• AIM OF THE EXERCISE
Copy every line that holds "Toni".

• EXTRACTED ENTRIES
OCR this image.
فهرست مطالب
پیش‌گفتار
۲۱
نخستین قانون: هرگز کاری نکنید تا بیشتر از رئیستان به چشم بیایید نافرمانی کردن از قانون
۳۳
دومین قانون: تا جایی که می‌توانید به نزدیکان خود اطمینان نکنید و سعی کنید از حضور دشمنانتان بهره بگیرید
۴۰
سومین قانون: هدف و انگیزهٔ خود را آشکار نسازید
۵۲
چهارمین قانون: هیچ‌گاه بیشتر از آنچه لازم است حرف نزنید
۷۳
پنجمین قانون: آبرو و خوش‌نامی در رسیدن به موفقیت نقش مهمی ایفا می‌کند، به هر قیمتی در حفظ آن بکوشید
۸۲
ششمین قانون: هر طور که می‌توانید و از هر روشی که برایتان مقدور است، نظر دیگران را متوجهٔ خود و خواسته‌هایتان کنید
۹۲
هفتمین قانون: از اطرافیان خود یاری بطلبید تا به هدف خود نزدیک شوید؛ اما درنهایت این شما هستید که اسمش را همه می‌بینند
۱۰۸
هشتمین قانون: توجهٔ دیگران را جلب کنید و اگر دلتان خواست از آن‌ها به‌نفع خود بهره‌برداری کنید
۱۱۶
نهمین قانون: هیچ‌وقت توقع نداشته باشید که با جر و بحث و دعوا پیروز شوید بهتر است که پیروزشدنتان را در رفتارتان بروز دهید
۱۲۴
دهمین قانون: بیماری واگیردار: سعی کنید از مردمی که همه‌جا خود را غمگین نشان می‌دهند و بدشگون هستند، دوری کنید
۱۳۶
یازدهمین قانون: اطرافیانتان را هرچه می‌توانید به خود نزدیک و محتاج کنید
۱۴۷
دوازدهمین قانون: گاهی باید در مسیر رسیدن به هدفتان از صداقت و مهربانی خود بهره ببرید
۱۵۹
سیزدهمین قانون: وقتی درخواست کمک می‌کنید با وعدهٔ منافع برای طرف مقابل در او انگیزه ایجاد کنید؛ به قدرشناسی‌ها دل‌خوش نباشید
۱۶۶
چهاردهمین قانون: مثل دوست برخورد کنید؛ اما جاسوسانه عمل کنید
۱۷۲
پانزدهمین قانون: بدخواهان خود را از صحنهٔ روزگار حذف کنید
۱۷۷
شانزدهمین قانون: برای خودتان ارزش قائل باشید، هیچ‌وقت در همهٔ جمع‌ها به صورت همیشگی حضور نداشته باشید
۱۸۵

==

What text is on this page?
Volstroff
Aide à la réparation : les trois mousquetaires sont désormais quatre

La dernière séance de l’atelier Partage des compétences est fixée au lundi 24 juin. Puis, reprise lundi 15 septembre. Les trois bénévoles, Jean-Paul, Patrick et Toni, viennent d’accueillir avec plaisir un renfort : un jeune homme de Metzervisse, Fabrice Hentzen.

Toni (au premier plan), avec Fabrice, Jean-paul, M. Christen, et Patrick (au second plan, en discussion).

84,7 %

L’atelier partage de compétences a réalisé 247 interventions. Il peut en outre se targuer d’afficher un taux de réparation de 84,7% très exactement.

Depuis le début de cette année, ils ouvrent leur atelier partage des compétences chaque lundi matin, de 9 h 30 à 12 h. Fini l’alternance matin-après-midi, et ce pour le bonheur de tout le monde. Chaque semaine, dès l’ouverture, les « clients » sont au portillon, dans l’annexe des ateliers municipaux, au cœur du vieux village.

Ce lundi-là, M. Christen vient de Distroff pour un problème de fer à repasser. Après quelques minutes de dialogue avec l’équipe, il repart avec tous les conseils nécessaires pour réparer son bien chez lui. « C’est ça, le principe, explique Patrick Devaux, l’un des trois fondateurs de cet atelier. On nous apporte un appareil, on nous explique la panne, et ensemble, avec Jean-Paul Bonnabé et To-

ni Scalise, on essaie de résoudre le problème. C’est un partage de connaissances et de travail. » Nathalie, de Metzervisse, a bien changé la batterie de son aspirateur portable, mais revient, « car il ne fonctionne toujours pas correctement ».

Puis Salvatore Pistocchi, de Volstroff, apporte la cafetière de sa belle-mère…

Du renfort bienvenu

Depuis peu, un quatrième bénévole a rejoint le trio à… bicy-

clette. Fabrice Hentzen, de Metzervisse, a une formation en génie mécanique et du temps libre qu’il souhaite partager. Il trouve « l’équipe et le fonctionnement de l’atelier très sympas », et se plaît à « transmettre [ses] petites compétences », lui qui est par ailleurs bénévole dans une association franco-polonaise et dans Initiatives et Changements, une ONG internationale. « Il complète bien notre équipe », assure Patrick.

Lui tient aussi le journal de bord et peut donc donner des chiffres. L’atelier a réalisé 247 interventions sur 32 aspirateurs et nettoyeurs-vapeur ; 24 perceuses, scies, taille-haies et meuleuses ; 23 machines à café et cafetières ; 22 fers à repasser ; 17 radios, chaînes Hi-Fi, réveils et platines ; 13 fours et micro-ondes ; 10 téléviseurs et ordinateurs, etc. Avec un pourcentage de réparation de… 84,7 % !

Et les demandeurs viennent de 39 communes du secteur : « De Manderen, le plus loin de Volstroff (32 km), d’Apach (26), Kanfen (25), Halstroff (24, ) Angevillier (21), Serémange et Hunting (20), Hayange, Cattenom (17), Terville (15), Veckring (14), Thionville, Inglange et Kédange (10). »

* * *

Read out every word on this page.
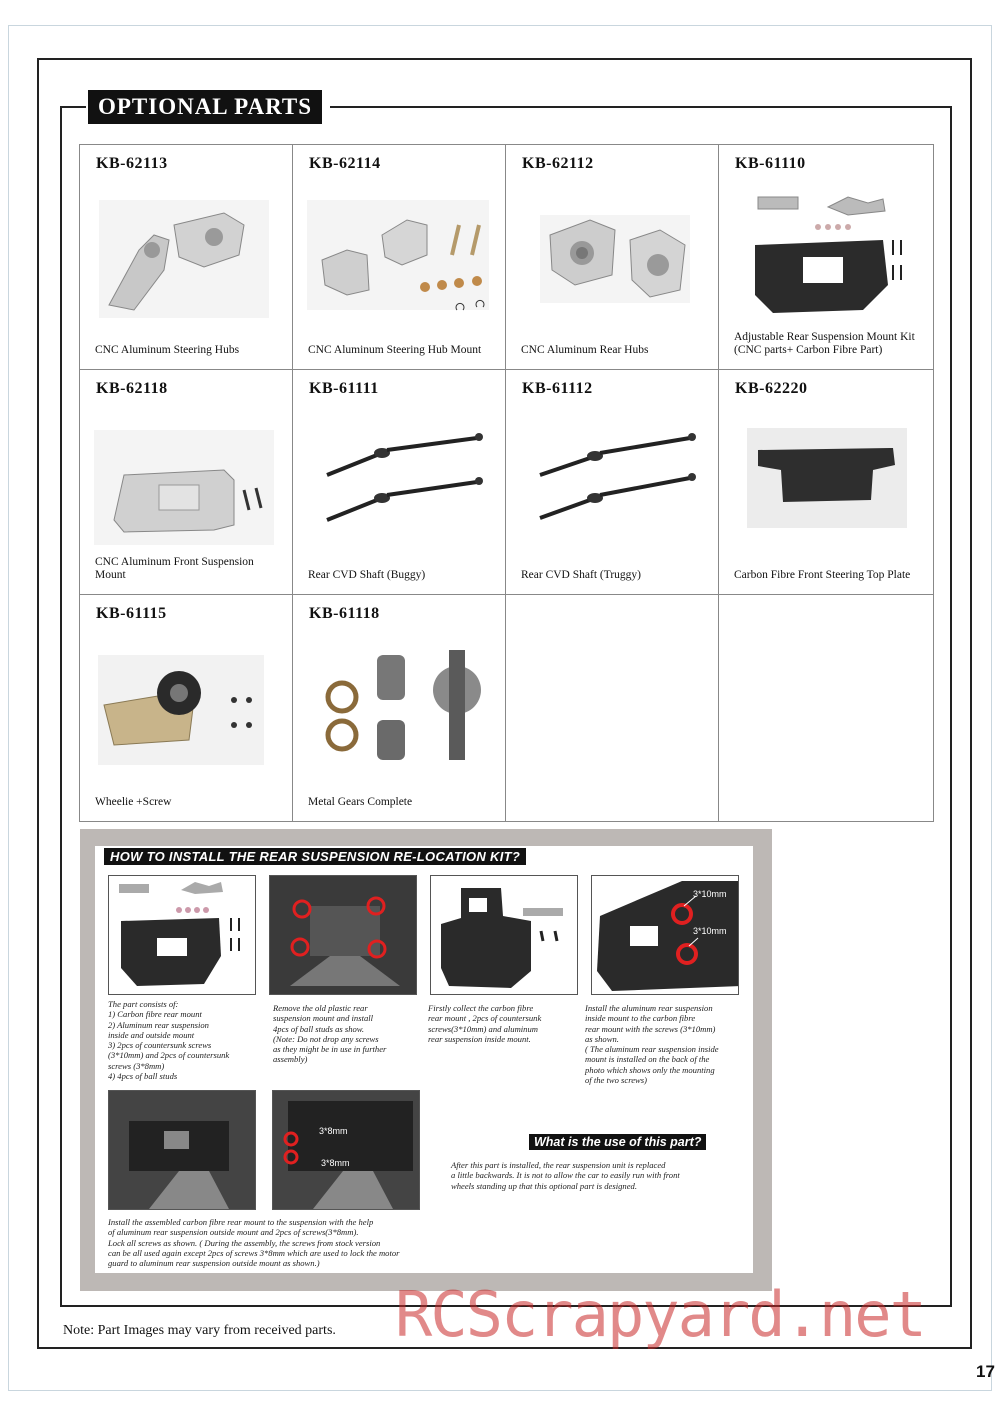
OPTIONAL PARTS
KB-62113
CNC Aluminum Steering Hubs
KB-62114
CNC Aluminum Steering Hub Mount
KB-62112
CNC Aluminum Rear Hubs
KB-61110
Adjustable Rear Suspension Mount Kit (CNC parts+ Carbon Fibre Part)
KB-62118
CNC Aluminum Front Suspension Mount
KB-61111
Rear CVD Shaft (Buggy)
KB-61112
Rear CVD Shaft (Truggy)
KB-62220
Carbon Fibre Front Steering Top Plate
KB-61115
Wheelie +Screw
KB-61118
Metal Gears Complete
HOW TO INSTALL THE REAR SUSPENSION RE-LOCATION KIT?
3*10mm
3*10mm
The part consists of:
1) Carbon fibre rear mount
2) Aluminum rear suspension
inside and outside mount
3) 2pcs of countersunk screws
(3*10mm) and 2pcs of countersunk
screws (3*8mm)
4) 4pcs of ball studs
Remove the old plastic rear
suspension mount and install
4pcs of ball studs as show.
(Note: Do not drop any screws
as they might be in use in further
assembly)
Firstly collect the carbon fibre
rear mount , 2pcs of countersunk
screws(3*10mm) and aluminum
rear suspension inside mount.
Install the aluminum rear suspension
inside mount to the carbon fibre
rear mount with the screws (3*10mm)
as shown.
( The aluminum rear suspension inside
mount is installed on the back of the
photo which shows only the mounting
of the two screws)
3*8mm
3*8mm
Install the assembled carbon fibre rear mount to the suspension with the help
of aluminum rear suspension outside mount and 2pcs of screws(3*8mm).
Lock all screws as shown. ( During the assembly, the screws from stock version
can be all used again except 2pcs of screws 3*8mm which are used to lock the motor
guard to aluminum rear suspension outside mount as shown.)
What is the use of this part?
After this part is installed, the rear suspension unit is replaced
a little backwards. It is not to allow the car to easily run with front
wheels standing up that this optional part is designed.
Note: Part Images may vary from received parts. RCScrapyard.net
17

• EXERCISE ANSWER
La dernière séance de l’atelier Partage des compétences est fixée au lundi 24 juin. Puis, reprise lundi 15 septembre. Les trois bénévoles, Jean-Paul, Patrick et Toni, viennent d’accueillir avec plaisir un renfort : un jeune homme de Metzervisse, Fabrice Hentzen.
Toni (au premier plan), avec Fabrice, Jean-paul, M. Christen, et Patrick (au second plan, en discussion).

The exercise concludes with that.